▸ SHORT EXERCISE: Output nothing but the number of lines that include the word "immediately".

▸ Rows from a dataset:
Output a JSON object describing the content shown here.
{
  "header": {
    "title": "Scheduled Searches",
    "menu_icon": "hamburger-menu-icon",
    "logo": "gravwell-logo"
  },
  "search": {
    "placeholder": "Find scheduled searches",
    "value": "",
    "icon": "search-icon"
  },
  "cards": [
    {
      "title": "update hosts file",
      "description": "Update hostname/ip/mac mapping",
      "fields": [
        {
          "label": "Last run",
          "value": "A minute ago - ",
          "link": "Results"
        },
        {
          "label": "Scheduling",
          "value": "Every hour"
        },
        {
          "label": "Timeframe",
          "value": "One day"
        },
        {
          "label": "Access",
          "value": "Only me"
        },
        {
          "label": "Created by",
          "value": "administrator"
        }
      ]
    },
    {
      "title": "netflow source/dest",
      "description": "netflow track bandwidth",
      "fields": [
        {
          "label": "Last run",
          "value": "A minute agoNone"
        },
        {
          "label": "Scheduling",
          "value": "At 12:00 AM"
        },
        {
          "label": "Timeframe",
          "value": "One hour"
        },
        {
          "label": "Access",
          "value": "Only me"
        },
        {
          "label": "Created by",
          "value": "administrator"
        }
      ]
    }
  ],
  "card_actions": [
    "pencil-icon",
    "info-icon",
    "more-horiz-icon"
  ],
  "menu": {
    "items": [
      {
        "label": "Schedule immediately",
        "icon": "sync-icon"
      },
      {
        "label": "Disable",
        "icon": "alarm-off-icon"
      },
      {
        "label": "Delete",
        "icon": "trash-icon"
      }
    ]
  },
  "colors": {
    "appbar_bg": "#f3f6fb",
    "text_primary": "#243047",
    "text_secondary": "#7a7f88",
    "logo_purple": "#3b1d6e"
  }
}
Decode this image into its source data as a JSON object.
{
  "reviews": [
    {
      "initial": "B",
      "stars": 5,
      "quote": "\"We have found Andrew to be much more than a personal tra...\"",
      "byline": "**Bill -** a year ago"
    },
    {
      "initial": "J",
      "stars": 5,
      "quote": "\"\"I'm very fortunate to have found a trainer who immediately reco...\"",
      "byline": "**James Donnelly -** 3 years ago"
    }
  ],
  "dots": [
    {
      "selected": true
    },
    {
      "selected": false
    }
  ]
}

▸ EXPECTED ANSWER: 2